======== RAW DATA
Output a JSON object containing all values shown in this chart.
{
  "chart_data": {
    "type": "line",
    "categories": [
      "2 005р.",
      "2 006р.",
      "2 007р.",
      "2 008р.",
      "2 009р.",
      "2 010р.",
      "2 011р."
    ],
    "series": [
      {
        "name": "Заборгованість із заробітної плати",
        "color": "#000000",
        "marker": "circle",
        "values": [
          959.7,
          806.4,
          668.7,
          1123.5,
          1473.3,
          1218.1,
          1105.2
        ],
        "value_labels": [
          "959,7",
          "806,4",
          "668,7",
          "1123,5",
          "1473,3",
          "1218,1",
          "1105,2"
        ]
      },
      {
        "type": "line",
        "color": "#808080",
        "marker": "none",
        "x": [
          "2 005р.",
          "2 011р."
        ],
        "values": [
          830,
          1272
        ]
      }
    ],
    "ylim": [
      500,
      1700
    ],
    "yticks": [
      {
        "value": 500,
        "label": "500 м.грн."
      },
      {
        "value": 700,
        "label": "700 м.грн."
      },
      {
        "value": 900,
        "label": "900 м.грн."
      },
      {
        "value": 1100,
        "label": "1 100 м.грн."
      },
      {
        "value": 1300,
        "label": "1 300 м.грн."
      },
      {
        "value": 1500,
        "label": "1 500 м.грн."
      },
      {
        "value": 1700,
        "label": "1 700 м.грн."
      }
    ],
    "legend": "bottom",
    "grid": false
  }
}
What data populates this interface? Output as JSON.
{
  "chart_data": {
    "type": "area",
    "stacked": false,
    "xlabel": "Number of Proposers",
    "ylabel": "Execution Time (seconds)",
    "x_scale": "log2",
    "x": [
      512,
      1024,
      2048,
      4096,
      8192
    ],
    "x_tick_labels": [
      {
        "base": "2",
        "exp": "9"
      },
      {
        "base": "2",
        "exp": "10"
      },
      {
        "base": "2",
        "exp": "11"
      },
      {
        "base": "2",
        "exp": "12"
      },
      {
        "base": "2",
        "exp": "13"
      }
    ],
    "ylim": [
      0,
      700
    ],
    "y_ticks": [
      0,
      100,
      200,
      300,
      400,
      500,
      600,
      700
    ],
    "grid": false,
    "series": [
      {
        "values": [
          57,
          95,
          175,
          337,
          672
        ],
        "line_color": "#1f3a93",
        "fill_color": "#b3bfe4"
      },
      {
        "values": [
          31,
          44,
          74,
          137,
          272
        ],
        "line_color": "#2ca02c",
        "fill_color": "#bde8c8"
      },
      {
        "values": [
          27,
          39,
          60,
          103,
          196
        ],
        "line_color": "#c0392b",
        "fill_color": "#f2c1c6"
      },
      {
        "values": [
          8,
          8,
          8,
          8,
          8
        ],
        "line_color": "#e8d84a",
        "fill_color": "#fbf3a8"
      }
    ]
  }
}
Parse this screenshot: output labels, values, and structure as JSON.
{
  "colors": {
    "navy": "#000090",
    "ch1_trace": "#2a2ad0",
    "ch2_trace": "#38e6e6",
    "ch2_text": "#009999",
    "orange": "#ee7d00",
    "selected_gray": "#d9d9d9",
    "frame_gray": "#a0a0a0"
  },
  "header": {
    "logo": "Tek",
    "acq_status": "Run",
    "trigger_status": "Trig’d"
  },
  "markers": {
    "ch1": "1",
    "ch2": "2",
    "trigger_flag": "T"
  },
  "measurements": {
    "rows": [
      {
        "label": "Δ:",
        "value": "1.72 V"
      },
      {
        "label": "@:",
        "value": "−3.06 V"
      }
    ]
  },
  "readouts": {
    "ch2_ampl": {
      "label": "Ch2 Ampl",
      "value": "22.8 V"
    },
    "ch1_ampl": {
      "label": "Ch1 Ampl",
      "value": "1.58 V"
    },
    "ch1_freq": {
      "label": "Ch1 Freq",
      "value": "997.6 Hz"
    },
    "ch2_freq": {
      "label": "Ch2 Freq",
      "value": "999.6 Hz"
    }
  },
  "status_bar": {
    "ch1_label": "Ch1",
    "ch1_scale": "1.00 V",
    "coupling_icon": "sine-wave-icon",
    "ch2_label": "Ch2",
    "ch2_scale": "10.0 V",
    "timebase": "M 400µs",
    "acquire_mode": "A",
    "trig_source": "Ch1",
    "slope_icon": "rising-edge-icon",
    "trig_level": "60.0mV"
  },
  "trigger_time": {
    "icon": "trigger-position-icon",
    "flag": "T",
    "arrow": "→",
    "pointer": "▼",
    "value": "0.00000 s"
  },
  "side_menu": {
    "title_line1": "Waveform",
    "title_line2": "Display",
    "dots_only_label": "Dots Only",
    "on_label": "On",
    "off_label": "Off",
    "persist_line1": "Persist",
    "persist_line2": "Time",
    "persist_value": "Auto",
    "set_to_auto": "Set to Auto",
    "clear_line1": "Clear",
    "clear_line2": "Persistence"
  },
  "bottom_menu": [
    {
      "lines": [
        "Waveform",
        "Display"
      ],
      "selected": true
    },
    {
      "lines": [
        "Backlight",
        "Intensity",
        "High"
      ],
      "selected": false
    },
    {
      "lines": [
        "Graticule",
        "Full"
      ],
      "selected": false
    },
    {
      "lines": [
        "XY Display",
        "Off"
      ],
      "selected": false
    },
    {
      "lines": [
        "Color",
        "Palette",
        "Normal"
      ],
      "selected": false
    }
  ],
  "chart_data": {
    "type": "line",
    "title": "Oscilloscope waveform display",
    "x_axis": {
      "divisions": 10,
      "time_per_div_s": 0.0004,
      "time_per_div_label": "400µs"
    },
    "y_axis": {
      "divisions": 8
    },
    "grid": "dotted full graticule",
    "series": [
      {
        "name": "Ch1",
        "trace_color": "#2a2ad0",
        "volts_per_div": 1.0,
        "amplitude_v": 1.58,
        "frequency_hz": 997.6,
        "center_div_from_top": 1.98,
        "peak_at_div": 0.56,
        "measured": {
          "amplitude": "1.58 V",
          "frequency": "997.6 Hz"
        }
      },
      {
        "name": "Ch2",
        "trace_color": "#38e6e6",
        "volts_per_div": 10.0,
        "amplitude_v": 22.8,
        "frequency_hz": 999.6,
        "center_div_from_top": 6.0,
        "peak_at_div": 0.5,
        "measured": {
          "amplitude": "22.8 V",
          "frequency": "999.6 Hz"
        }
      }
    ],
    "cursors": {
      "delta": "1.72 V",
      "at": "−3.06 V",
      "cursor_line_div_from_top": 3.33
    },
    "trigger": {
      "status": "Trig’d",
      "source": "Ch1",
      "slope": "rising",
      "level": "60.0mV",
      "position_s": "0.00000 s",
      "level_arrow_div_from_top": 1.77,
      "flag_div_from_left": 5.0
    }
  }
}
================
WHAT THE TASK ASKS:
Isolate each line of the listing above that includes "name". Copy it.

OUTPUT FOR THIS EXERCISE:
        "name": "Заборгованість із заробітної плати",
        "name": "Ch1",
        "name": "Ch2",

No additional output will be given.